Omit every picture and write out the rest of the records exactly.

Records for the exercise

= = =

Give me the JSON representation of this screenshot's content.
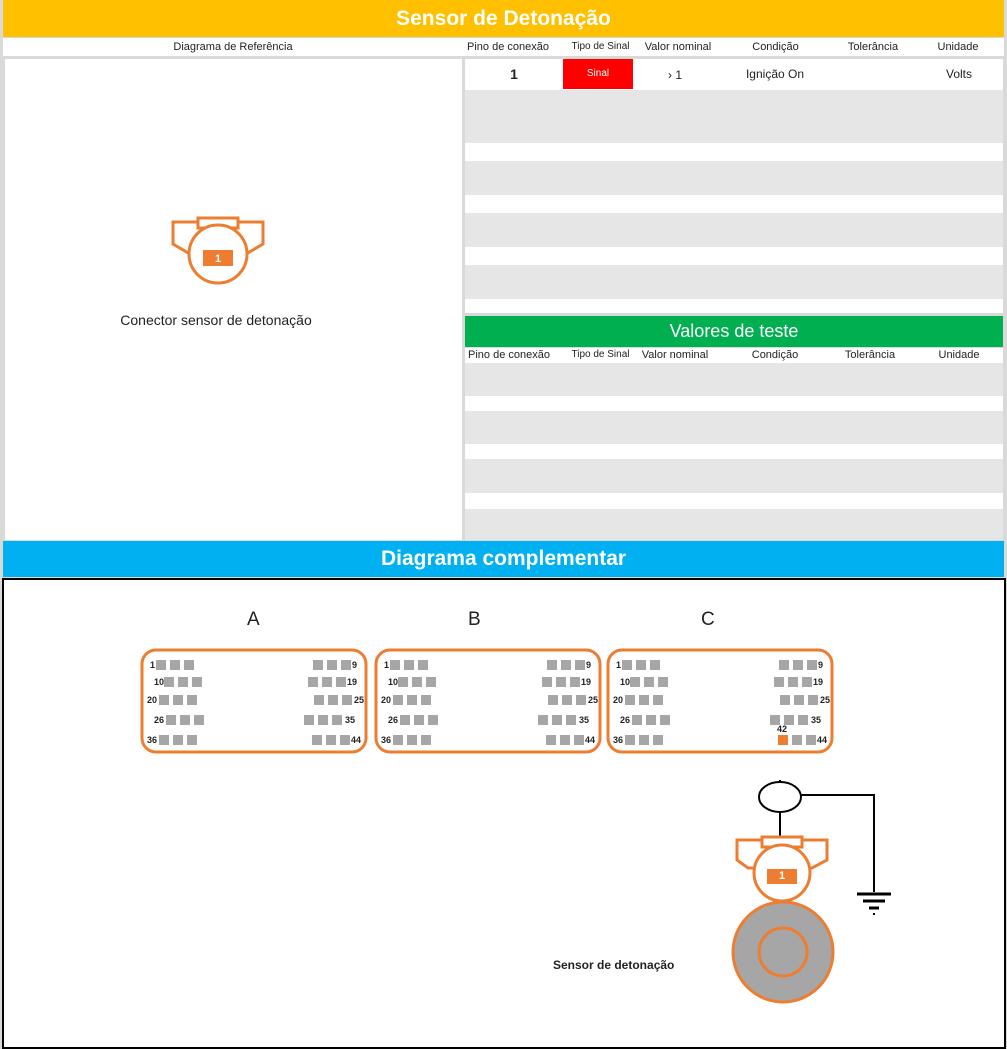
{
  "header": {
    "title": "Sensor de Detonação"
  },
  "columns": {
    "reference_diagram": "Diagrama de Referência",
    "pin": "Pino de conexão",
    "signal_type": "Tipo de Sinal",
    "nominal": "Valor nominal",
    "condition": "Condição",
    "tolerance": "Tolerância",
    "unit": "Unidade"
  },
  "main_table": {
    "rows": [
      {
        "pin": "1",
        "signal_type": "Sinal",
        "nominal": "› 1",
        "condition": "Ignição On",
        "tolerance": "",
        "unit": "Volts"
      }
    ]
  },
  "reference": {
    "pin_label": "1",
    "caption": "Conector sensor de detonação"
  },
  "test_values": {
    "title": "Valores de teste"
  },
  "complementary": {
    "title": "Diagrama complementar",
    "connectors": [
      {
        "letter": "A",
        "pins": [
          "1",
          "9",
          "10",
          "19",
          "20",
          "25",
          "26",
          "35",
          "36",
          "44"
        ]
      },
      {
        "letter": "B",
        "pins": [
          "1",
          "9",
          "10",
          "19",
          "20",
          "25",
          "26",
          "35",
          "36",
          "44"
        ]
      },
      {
        "letter": "C",
        "pins": [
          "1",
          "9",
          "10",
          "19",
          "20",
          "25",
          "26",
          "35",
          "36",
          "44"
        ]
      }
    ],
    "highlight_pin": "42",
    "sensor_pin_label": "1",
    "sensor_caption": "Sensor de detonação"
  },
  "colors": {
    "orange": "#ed7d31",
    "yellow": "#ffc000",
    "green": "#00b050",
    "blue": "#00b0f0",
    "red": "#ff0000",
    "grey": "#a6a6a6"
  }
}
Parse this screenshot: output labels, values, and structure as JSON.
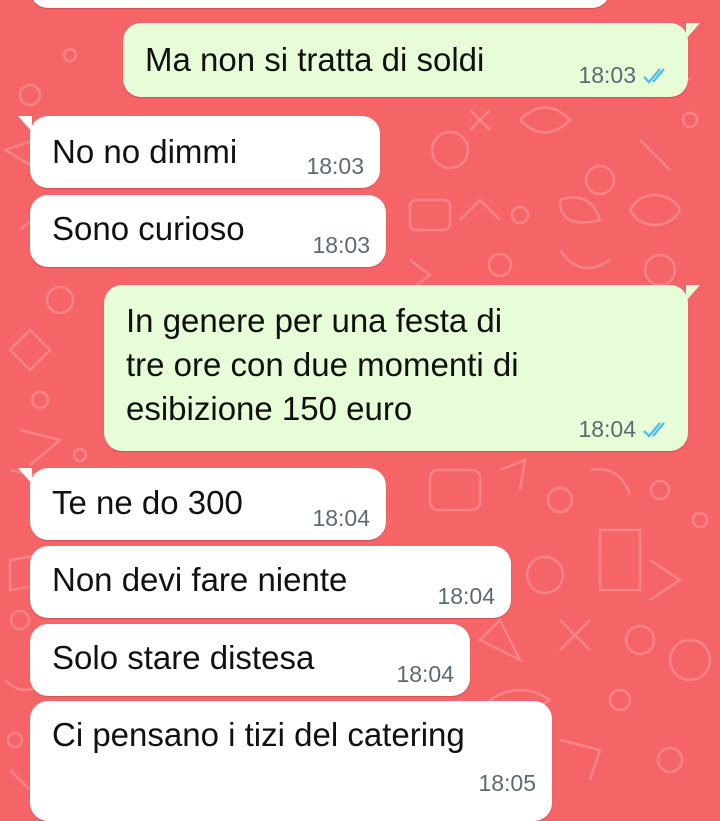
{
  "colors": {
    "background": "#f56466",
    "incoming_bubble": "#ffffff",
    "outgoing_bubble": "#e7fdd8",
    "read_ticks": "#53bdeb",
    "time_text": "#5c6a73"
  },
  "messages": [
    {
      "direction": "outgoing",
      "text": "Ma non si tratta di soldi",
      "time": "18:03",
      "status_icon": "double-check-read-icon"
    },
    {
      "direction": "incoming",
      "text": "No no dimmi",
      "time": "18:03"
    },
    {
      "direction": "incoming",
      "text": "Sono curioso",
      "time": "18:03"
    },
    {
      "direction": "outgoing",
      "text": "In genere per una festa di\ntre ore con due momenti di\nesibizione 150 euro",
      "time": "18:04",
      "status_icon": "double-check-read-icon"
    },
    {
      "direction": "incoming",
      "text": "Te ne do 300",
      "time": "18:04"
    },
    {
      "direction": "incoming",
      "text": "Non devi fare niente",
      "time": "18:04"
    },
    {
      "direction": "incoming",
      "text": "Solo stare distesa",
      "time": "18:04"
    },
    {
      "direction": "incoming",
      "text": "Ci pensano i tizi del catering",
      "time": "18:05"
    }
  ]
}
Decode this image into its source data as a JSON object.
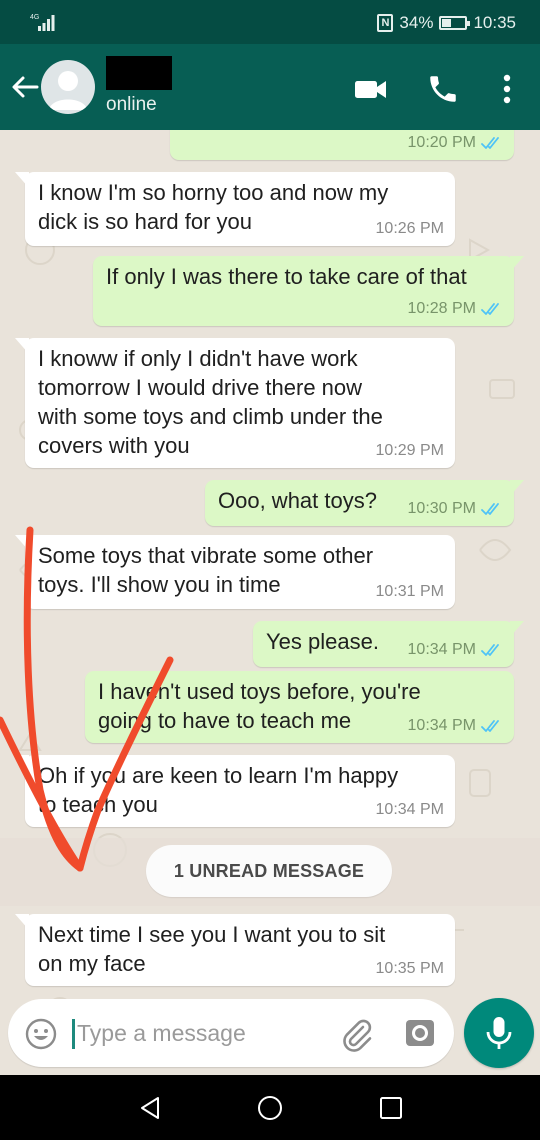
{
  "status_bar": {
    "signal": "4G",
    "battery": "34%",
    "time": "10:35",
    "icons": [
      "signal-icon",
      "nfc-icon",
      "battery-icon"
    ]
  },
  "header": {
    "status": "online",
    "icons": [
      "back-arrow-icon",
      "avatar",
      "video-call-icon",
      "phone-call-icon",
      "more-options-icon"
    ]
  },
  "messages": [
    {
      "dir": "out",
      "text": "",
      "time": "10:20 PM",
      "read": true
    },
    {
      "dir": "in",
      "text": "I know I'm so horny too and now my\ndick is so hard for you",
      "time": "10:26 PM"
    },
    {
      "dir": "out",
      "text": "If only I was there to take care of that",
      "time": "10:28 PM",
      "read": true
    },
    {
      "dir": "in",
      "text": "I knoww if only I didn't have work\ntomorrow I would drive there now\nwith some toys and climb under the\ncovers with you",
      "time": "10:29 PM"
    },
    {
      "dir": "out",
      "text": "Ooo, what toys?",
      "time": "10:30 PM",
      "read": true
    },
    {
      "dir": "in",
      "text": "Some toys that vibrate some other\ntoys.  I'll show you in time",
      "time": "10:31 PM"
    },
    {
      "dir": "out",
      "text": "Yes please.",
      "time": "10:34 PM",
      "read": true
    },
    {
      "dir": "out",
      "text": "I haven't used toys before, you're\ngoing to have to teach me",
      "time": "10:34 PM",
      "read": true
    },
    {
      "dir": "in",
      "text": "Oh if you are keen to learn I'm happy\nto teach you",
      "time": "10:34 PM"
    },
    {
      "dir": "in",
      "text": "Next time I see you I want you to sit\non my face",
      "time": "10:35 PM"
    }
  ],
  "unread_label": "1 UNREAD MESSAGE",
  "composer": {
    "placeholder": "Type a message"
  },
  "colors": {
    "header": "#075e54",
    "status_bar": "#054c43",
    "outgoing_bubble": "#dcf8c6",
    "incoming_bubble": "#ffffff",
    "read_ticks": "#4fc3f7",
    "fab": "#00897b",
    "annotation": "#f04b2c"
  }
}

= = =

Finished answer
Give me the JSON representation of this screenshot's content.
{
  "header": {
    "title": "Sensor de Detonação"
  },
  "columns": {
    "reference_diagram": "Diagrama de Referência",
    "pin": "Pino de conexão",
    "signal_type": "Tipo de Sinal",
    "nominal": "Valor nominal",
    "condition": "Condição",
    "tolerance": "Tolerância",
    "unit": "Unidade"
  },
  "main_table": {
    "rows": [
      {
        "pin": "1",
        "signal_type": "Sinal",
        "nominal": "› 1",
        "condition": "Ignição On",
        "tolerance": "",
        "unit": "Volts"
      }
    ]
  },
  "reference": {
    "pin_label": "1",
    "caption": "Conector sensor de detonação"
  },
  "test_values": {
    "title": "Valores de teste"
  },
  "complementary": {
    "title": "Diagrama complementar",
    "connectors": [
      {
        "letter": "A",
        "pins": [
          "1",
          "9",
          "10",
          "19",
          "20",
          "25",
          "26",
          "35",
          "36",
          "44"
        ]
      },
      {
        "letter": "B",
        "pins": [
          "1",
          "9",
          "10",
          "19",
          "20",
          "25",
          "26",
          "35",
          "36",
          "44"
        ]
      },
      {
        "letter": "C",
        "pins": [
          "1",
          "9",
          "10",
          "19",
          "20",
          "25",
          "26",
          "35",
          "36",
          "44"
        ]
      }
    ],
    "highlight_pin": "42",
    "sensor_pin_label": "1",
    "sensor_caption": "Sensor de detonação"
  },
  "colors": {
    "orange": "#ed7d31",
    "yellow": "#ffc000",
    "green": "#00b050",
    "blue": "#00b0f0",
    "red": "#ff0000",
    "grey": "#a6a6a6"
  }
}
Parse this screenshot: output labels, values, and structure as JSON.
{
  "colors": {
    "background": "#f56466",
    "incoming_bubble": "#ffffff",
    "outgoing_bubble": "#e7fdd8",
    "read_ticks": "#53bdeb",
    "time_text": "#5c6a73"
  },
  "messages": [
    {
      "direction": "outgoing",
      "text": "Ma non si tratta di soldi",
      "time": "18:03",
      "status_icon": "double-check-read-icon"
    },
    {
      "direction": "incoming",
      "text": "No no dimmi",
      "time": "18:03"
    },
    {
      "direction": "incoming",
      "text": "Sono curioso",
      "time": "18:03"
    },
    {
      "direction": "outgoing",
      "text": "In genere per una festa di\ntre ore con due momenti di\nesibizione 150 euro",
      "time": "18:04",
      "status_icon": "double-check-read-icon"
    },
    {
      "direction": "incoming",
      "text": "Te ne do 300",
      "time": "18:04"
    },
    {
      "direction": "incoming",
      "text": "Non devi fare niente",
      "time": "18:04"
    },
    {
      "direction": "incoming",
      "text": "Solo stare distesa",
      "time": "18:04"
    },
    {
      "direction": "incoming",
      "text": "Ci pensano i tizi del catering",
      "time": "18:05"
    }
  ]
}
Decode this image into its source data as a JSON object.
{
  "status_bar": {
    "signal": "4G",
    "battery": "34%",
    "time": "10:35",
    "icons": [
      "signal-icon",
      "nfc-icon",
      "battery-icon"
    ]
  },
  "header": {
    "status": "online",
    "icons": [
      "back-arrow-icon",
      "avatar",
      "video-call-icon",
      "phone-call-icon",
      "more-options-icon"
    ]
  },
  "messages": [
    {
      "dir": "out",
      "text": "",
      "time": "10:20 PM",
      "read": true
    },
    {
      "dir": "in",
      "text": "I know I'm so horny too and now my\ndick is so hard for you",
      "time": "10:26 PM"
    },
    {
      "dir": "out",
      "text": "If only I was there to take care of that",
      "time": "10:28 PM",
      "read": true
    },
    {
      "dir": "in",
      "text": "I knoww if only I didn't have work\ntomorrow I would drive there now\nwith some toys and climb under the\ncovers with you",
      "time": "10:29 PM"
    },
    {
      "dir": "out",
      "text": "Ooo, what toys?",
      "time": "10:30 PM",
      "read": true
    },
    {
      "dir": "in",
      "text": "Some toys that vibrate some other\ntoys.  I'll show you in time",
      "time": "10:31 PM"
    },
    {
      "dir": "out",
      "text": "Yes please.",
      "time": "10:34 PM",
      "read": true
    },
    {
      "dir": "out",
      "text": "I haven't used toys before, you're\ngoing to have to teach me",
      "time": "10:34 PM",
      "read": true
    },
    {
      "dir": "in",
      "text": "Oh if you are keen to learn I'm happy\nto teach you",
      "time": "10:34 PM"
    },
    {
      "dir": "in",
      "text": "Next time I see you I want you to sit\non my face",
      "time": "10:35 PM"
    }
  ],
  "unread_label": "1 UNREAD MESSAGE",
  "composer": {
    "placeholder": "Type a message"
  },
  "colors": {
    "header": "#075e54",
    "status_bar": "#054c43",
    "outgoing_bubble": "#dcf8c6",
    "incoming_bubble": "#ffffff",
    "read_ticks": "#4fc3f7",
    "fab": "#00897b",
    "annotation": "#f04b2c"
  }
}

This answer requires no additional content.